== Source records ==

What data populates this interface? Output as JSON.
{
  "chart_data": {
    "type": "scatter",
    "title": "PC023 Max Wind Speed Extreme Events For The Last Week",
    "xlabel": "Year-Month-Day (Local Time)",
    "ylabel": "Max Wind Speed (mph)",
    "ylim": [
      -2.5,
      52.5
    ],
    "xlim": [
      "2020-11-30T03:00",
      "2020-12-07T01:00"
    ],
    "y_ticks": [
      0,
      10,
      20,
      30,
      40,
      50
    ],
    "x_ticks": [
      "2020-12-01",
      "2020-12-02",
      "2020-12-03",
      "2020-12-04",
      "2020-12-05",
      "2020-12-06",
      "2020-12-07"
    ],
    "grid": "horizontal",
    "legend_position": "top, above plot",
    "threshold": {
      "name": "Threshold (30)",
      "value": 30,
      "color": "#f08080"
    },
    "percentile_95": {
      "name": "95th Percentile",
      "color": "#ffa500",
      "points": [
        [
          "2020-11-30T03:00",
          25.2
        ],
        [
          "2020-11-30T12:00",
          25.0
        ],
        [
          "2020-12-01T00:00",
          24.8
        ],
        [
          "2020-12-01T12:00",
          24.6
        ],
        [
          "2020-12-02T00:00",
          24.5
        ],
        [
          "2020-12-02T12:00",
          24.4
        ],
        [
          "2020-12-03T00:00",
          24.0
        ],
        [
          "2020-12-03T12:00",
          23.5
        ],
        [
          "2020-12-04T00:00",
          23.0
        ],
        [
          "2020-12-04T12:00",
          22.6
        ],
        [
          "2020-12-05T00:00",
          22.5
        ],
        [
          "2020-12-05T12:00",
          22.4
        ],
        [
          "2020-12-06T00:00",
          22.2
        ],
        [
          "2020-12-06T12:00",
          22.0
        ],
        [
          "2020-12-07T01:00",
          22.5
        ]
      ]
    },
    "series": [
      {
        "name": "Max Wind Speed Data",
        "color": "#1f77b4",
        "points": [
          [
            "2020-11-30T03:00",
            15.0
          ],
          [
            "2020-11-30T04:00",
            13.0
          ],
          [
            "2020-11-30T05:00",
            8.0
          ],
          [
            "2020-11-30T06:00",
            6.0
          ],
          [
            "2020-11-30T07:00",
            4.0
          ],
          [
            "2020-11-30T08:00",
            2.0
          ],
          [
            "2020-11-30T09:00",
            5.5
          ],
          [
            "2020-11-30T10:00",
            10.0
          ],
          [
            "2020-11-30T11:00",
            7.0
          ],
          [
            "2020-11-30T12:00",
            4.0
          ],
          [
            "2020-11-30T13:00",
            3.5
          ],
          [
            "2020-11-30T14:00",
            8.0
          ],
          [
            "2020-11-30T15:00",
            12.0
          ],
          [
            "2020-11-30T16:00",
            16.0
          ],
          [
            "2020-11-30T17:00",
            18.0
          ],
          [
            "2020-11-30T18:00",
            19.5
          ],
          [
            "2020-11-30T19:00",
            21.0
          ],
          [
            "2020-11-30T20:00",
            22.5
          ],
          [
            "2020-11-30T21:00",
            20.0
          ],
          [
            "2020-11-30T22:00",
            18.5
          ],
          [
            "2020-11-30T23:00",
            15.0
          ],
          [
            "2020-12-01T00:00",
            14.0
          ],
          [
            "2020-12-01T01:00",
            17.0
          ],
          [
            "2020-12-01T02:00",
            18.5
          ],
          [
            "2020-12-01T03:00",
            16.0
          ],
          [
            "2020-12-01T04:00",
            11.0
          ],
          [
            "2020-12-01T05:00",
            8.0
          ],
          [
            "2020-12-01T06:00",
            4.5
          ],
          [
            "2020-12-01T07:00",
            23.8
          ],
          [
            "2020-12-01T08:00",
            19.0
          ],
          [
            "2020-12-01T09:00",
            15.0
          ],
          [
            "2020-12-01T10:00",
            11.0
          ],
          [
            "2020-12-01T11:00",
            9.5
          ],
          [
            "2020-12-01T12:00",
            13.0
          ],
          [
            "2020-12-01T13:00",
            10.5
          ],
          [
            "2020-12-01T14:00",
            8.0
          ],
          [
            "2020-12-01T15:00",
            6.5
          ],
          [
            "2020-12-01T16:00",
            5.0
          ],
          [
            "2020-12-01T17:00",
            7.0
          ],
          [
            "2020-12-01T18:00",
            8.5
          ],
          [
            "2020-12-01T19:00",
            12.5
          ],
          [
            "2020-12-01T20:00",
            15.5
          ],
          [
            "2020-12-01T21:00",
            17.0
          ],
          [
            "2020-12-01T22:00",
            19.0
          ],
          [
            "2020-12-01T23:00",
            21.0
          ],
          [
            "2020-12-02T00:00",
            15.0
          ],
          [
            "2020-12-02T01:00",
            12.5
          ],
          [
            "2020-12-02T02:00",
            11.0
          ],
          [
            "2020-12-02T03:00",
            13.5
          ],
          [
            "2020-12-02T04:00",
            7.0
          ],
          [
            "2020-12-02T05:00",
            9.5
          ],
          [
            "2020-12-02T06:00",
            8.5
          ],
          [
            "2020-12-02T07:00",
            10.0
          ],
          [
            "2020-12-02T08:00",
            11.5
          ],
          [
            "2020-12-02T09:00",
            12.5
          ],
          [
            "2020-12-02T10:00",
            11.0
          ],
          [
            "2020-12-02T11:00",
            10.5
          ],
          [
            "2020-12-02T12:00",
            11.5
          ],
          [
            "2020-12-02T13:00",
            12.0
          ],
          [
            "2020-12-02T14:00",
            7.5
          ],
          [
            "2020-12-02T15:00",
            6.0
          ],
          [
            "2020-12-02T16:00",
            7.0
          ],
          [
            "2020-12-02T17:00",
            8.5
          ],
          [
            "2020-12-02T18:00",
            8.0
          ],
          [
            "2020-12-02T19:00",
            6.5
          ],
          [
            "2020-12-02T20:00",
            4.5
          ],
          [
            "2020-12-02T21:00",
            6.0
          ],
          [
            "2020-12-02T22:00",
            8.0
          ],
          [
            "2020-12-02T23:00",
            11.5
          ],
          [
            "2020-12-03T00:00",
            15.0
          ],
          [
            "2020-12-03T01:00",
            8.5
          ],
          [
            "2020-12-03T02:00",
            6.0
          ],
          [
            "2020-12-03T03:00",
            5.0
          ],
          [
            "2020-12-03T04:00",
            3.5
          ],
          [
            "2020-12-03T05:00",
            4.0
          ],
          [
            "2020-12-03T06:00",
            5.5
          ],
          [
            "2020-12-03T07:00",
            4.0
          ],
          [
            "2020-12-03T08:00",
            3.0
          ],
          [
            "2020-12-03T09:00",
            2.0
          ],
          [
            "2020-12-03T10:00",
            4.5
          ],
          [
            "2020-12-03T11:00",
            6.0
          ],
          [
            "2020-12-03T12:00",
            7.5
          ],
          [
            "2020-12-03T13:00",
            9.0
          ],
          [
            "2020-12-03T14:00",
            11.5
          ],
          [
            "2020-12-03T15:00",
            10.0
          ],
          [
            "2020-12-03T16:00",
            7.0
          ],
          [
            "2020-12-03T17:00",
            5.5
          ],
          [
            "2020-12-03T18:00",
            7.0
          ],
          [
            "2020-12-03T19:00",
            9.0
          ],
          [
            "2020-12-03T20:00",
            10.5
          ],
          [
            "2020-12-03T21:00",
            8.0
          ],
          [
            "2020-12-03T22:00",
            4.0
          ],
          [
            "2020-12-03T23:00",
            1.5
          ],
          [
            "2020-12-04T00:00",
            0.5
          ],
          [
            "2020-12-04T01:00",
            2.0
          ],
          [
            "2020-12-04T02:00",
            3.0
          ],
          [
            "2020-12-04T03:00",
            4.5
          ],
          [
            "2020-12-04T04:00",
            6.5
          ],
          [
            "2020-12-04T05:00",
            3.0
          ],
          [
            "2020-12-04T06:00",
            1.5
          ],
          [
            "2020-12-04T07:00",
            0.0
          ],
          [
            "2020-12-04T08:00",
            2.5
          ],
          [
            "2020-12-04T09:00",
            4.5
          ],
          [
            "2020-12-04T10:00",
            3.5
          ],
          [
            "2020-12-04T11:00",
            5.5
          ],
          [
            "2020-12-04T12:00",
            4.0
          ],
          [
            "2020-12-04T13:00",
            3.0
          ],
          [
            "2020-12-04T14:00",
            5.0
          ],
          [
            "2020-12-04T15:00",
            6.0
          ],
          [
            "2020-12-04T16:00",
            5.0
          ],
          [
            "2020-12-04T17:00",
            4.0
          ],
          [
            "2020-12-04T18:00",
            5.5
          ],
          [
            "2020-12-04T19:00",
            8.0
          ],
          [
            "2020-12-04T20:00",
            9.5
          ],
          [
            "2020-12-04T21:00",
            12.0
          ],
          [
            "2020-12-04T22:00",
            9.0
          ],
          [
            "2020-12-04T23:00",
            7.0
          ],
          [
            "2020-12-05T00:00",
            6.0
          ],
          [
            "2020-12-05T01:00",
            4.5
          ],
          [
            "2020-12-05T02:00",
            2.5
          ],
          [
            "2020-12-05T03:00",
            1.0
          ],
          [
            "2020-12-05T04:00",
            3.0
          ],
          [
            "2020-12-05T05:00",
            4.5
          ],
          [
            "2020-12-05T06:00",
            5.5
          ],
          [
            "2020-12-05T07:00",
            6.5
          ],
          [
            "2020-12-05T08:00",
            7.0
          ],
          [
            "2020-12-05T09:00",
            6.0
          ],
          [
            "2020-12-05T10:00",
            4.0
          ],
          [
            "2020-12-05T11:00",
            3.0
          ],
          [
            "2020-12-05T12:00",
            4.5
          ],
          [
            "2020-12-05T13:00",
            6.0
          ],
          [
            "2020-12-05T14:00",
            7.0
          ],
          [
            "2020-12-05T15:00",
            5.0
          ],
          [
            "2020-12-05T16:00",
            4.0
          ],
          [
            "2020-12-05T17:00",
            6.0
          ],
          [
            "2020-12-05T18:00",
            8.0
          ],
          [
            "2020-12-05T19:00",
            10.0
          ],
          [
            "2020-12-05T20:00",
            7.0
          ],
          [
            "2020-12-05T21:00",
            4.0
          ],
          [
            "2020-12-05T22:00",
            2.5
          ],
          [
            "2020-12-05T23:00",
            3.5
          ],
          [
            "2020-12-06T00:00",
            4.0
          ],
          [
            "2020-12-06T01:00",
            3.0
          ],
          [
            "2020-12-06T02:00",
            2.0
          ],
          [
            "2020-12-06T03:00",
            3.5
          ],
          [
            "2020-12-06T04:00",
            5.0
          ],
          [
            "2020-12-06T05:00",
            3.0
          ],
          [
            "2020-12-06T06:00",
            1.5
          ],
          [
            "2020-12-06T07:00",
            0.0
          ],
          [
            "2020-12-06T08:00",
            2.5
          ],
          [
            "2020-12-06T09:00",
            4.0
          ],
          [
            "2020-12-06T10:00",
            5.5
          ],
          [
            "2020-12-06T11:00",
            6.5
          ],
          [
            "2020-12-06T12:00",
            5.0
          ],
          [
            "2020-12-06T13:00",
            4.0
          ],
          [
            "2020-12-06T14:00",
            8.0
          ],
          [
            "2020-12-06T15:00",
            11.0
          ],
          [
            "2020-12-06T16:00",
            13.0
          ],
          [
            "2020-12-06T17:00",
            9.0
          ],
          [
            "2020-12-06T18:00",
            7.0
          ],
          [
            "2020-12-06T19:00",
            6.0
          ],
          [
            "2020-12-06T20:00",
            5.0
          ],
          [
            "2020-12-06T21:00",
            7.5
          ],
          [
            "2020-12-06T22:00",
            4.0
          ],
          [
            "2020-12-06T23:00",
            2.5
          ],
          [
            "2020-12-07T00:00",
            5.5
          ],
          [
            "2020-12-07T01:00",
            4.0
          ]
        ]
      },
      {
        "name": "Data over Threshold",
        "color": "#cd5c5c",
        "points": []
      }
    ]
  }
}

===

▸ **Requirement**: Locate each line containing the string "color" and show it.

▸ **Solution below**:
      "color": "#f08080"
      "color": "#ffa500",
        "color": "#1f77b4",
        "color": "#cd5c5c",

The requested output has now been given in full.